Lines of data
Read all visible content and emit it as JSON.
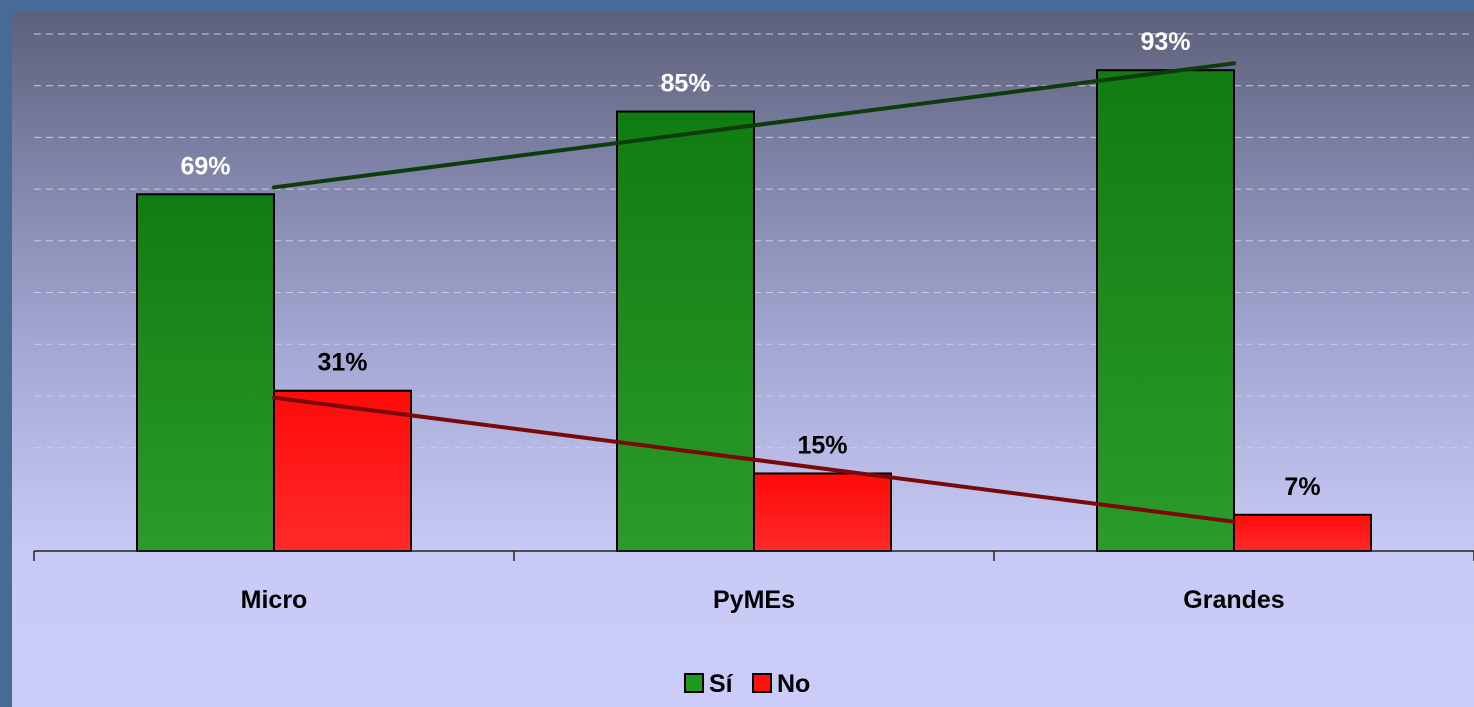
{
  "chart_data": {
    "type": "bar",
    "categories": [
      "Micro",
      "PyMEs",
      "Grandes"
    ],
    "series": [
      {
        "name": "Sí",
        "values": [
          69,
          85,
          93
        ],
        "color": "#1f9a1f",
        "labels": [
          "69%",
          "85%",
          "93%"
        ],
        "label_color": "#ffffff"
      },
      {
        "name": "No",
        "values": [
          31,
          15,
          7
        ],
        "color": "#ff1010",
        "labels": [
          "31%",
          "15%",
          "7%"
        ],
        "label_color": "#000000"
      }
    ],
    "trendlines": [
      {
        "series": "Sí",
        "color": "#0d3d0d"
      },
      {
        "series": "No",
        "color": "#7a0a0a"
      }
    ],
    "ylim": [
      0,
      100
    ],
    "grid": true,
    "legend": "bottom-center",
    "title": "",
    "xlabel": "",
    "ylabel": ""
  }
}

#### Short task
Leave out all images, then reproduce the entries above exactly.

#### Response
Read all visible content and emit it as JSON.
{
  "chart_data": {
    "type": "bar",
    "categories": [
      "Micro",
      "PyMEs",
      "Grandes"
    ],
    "series": [
      {
        "name": "Sí",
        "values": [
          69,
          85,
          93
        ],
        "color": "#1f9a1f",
        "labels": [
          "69%",
          "85%",
          "93%"
        ],
        "label_color": "#ffffff"
      },
      {
        "name": "No",
        "values": [
          31,
          15,
          7
        ],
        "color": "#ff1010",
        "labels": [
          "31%",
          "15%",
          "7%"
        ],
        "label_color": "#000000"
      }
    ],
    "trendlines": [
      {
        "series": "Sí",
        "color": "#0d3d0d"
      },
      {
        "series": "No",
        "color": "#7a0a0a"
      }
    ],
    "ylim": [
      0,
      100
    ],
    "grid": true,
    "legend": "bottom-center",
    "title": "",
    "xlabel": "",
    "ylabel": ""
  }
}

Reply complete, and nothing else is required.